Stored data entries:
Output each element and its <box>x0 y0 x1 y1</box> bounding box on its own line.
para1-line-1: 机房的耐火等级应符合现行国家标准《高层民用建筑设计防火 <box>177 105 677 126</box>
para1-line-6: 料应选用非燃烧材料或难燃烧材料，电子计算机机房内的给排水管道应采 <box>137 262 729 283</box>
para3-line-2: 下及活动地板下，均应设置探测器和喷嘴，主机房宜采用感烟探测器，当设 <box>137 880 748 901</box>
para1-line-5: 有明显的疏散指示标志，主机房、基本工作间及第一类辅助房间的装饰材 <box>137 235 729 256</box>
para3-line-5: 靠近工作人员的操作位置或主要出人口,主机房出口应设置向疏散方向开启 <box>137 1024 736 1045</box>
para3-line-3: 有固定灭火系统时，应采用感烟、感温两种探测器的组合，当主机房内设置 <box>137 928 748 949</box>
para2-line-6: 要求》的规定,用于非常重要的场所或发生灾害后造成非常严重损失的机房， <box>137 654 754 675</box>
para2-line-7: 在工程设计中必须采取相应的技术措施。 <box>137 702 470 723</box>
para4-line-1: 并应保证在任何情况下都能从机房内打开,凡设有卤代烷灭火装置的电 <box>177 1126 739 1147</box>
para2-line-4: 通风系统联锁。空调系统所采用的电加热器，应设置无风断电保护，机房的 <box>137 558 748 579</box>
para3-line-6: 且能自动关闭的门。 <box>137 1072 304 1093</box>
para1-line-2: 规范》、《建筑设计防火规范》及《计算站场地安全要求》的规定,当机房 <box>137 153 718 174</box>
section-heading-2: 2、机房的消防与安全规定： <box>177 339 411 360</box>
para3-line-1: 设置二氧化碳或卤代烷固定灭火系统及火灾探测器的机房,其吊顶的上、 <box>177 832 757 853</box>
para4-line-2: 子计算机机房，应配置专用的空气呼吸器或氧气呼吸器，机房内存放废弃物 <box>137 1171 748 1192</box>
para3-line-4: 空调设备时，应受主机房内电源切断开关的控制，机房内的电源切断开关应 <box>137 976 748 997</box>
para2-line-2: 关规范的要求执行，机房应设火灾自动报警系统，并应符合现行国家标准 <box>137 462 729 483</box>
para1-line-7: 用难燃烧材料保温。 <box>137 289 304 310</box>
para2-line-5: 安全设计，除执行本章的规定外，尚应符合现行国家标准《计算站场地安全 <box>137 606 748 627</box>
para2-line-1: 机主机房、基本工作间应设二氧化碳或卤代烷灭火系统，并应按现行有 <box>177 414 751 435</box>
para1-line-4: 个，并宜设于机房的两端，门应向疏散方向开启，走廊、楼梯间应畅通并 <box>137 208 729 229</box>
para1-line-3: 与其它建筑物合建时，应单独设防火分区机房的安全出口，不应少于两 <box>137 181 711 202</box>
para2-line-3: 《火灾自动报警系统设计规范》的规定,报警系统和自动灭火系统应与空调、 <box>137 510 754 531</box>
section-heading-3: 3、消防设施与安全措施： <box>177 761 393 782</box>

OBJECTIVE:
Pull out every line of the listing above that contains the string "heading".

SOLUTION TO THIS PROBLEM:
section-heading-2: 2、机房的消防与安全规定： <box>177 339 411 360</box>
section-heading-3: 3、消防设施与安全措施： <box>177 761 393 782</box>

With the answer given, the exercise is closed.